Requirements ▸ Make an exact copy of the records, with the pictures left out.

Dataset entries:

☆ ☆ ☆ ☆

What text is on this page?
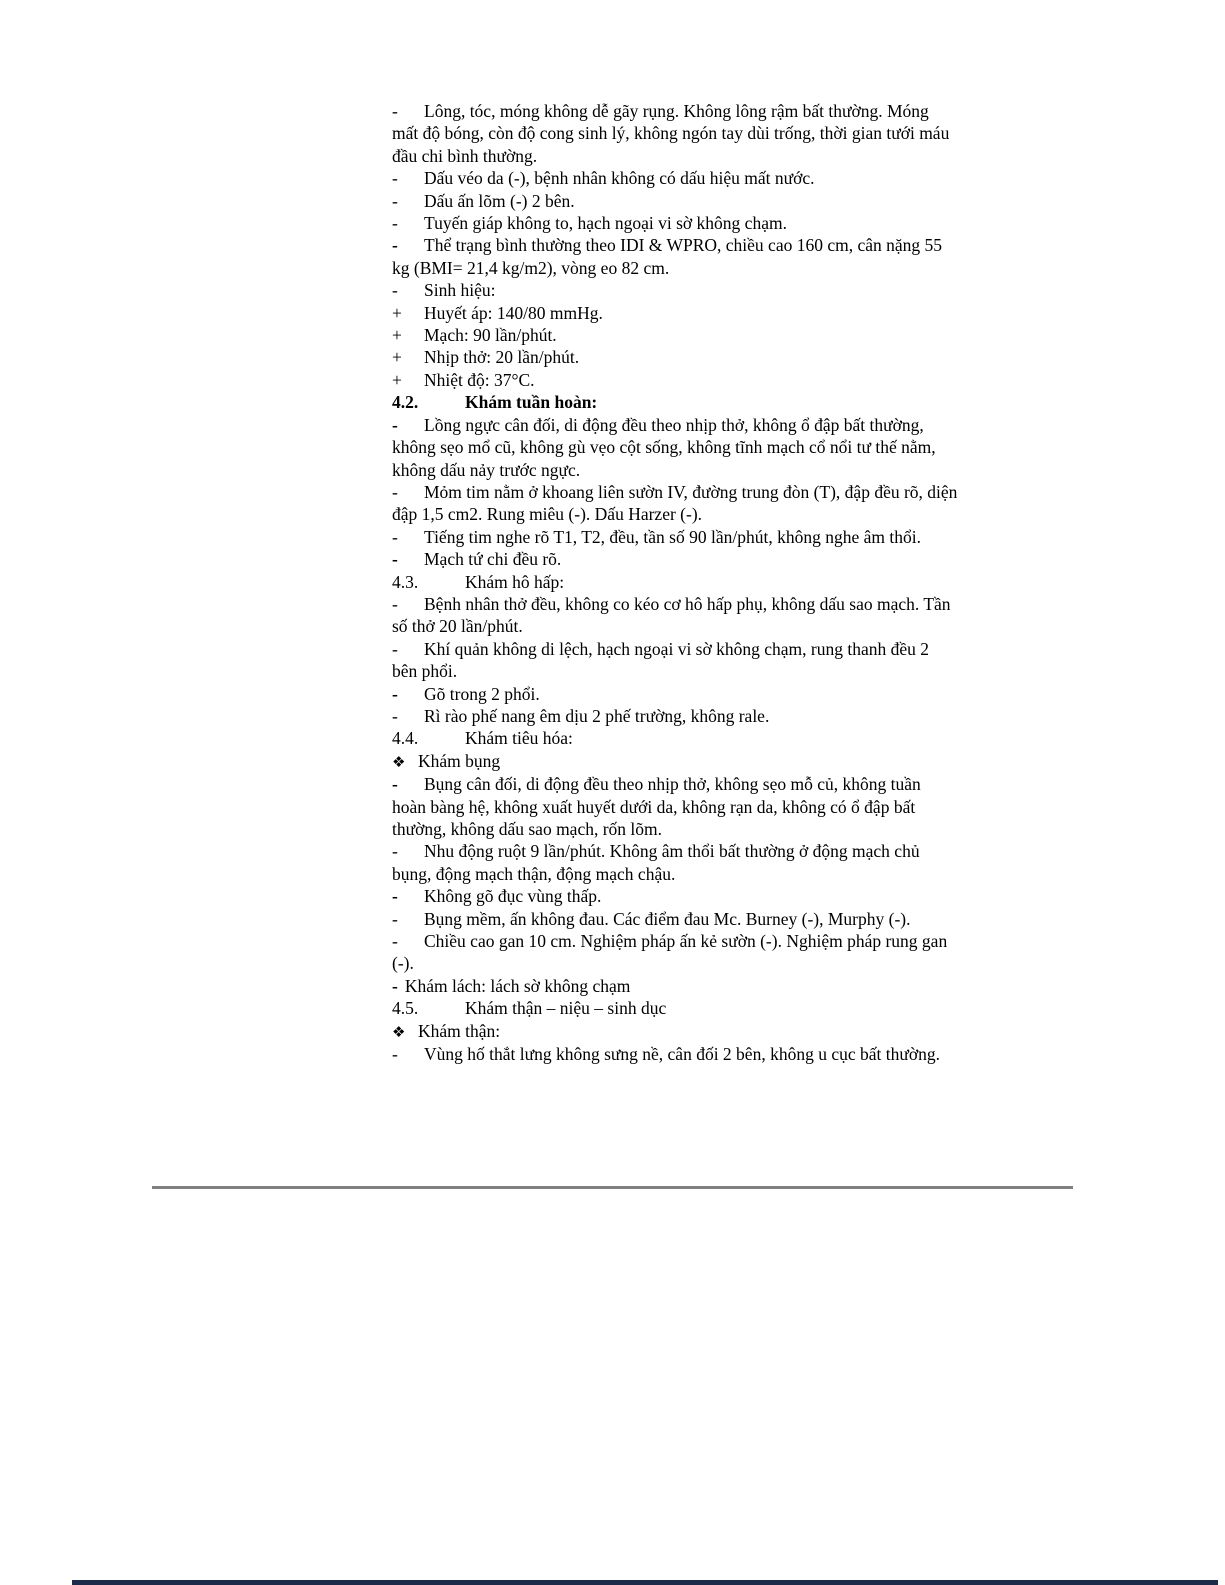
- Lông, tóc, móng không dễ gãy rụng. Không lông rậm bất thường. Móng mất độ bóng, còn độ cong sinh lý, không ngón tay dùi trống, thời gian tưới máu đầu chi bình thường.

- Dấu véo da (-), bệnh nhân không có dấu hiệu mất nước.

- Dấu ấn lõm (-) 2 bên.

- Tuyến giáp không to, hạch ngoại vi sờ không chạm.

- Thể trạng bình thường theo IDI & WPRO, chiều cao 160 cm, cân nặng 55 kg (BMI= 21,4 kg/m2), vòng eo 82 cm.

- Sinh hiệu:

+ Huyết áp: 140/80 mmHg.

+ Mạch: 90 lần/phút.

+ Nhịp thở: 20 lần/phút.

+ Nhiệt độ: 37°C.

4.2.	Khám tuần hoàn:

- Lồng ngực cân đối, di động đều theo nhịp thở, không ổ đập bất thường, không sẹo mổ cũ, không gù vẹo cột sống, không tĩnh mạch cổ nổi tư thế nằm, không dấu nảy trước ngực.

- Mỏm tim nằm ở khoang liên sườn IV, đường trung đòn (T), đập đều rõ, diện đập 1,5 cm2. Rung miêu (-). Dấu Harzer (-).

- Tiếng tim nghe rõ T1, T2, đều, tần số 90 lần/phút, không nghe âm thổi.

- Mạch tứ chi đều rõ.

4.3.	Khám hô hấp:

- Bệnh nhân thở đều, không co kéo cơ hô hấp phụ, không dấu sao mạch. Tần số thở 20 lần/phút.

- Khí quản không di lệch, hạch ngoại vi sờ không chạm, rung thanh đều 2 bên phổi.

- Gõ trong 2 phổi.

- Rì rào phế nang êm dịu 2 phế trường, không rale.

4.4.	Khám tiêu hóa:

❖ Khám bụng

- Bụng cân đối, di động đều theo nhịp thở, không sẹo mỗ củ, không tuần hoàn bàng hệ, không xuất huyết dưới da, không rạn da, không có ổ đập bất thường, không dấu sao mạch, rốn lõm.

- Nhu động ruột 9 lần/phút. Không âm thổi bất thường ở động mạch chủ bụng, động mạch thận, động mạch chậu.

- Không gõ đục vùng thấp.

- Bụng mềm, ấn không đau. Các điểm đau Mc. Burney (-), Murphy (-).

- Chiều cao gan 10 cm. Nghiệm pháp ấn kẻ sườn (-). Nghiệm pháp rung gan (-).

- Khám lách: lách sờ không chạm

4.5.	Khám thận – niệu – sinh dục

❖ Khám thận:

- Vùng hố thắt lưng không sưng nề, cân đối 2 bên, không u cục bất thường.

☆ ☆ ☆ ☆

Final answer ▸
What text is on this page?
- Lông, tóc, móng không dễ gãy rụng. Không lông rậm bất thường. Móng mất độ bóng, còn độ cong sinh lý, không ngón tay dùi trống, thời gian tưới máu đầu chi bình thường.

- Dấu véo da (-), bệnh nhân không có dấu hiệu mất nước.

- Dấu ấn lõm (-) 2 bên.

- Tuyến giáp không to, hạch ngoại vi sờ không chạm.

- Thể trạng bình thường theo IDI & WPRO, chiều cao 160 cm, cân nặng 55 kg (BMI= 21,4 kg/m2), vòng eo 82 cm.

- Sinh hiệu:

+ Huyết áp: 140/80 mmHg.

+ Mạch: 90 lần/phút.

+ Nhịp thở: 20 lần/phút.

+ Nhiệt độ: 37°C.

4.2.	Khám tuần hoàn:

- Lồng ngực cân đối, di động đều theo nhịp thở, không ổ đập bất thường, không sẹo mổ cũ, không gù vẹo cột sống, không tĩnh mạch cổ nổi tư thế nằm, không dấu nảy trước ngực.

- Mỏm tim nằm ở khoang liên sườn IV, đường trung đòn (T), đập đều rõ, diện đập 1,5 cm2. Rung miêu (-). Dấu Harzer (-).

- Tiếng tim nghe rõ T1, T2, đều, tần số 90 lần/phút, không nghe âm thổi.

- Mạch tứ chi đều rõ.

4.3.	Khám hô hấp:

- Bệnh nhân thở đều, không co kéo cơ hô hấp phụ, không dấu sao mạch. Tần số thở 20 lần/phút.

- Khí quản không di lệch, hạch ngoại vi sờ không chạm, rung thanh đều 2 bên phổi.

- Gõ trong 2 phổi.

- Rì rào phế nang êm dịu 2 phế trường, không rale.

4.4.	Khám tiêu hóa:

❖ Khám bụng

- Bụng cân đối, di động đều theo nhịp thở, không sẹo mỗ củ, không tuần hoàn bàng hệ, không xuất huyết dưới da, không rạn da, không có ổ đập bất thường, không dấu sao mạch, rốn lõm.

- Nhu động ruột 9 lần/phút. Không âm thổi bất thường ở động mạch chủ bụng, động mạch thận, động mạch chậu.

- Không gõ đục vùng thấp.

- Bụng mềm, ấn không đau. Các điểm đau Mc. Burney (-), Murphy (-).

- Chiều cao gan 10 cm. Nghiệm pháp ấn kẻ sườn (-). Nghiệm pháp rung gan (-).

- Khám lách: lách sờ không chạm

4.5.	Khám thận – niệu – sinh dục

❖ Khám thận:

- Vùng hố thắt lưng không sưng nề, cân đối 2 bên, không u cục bất thường.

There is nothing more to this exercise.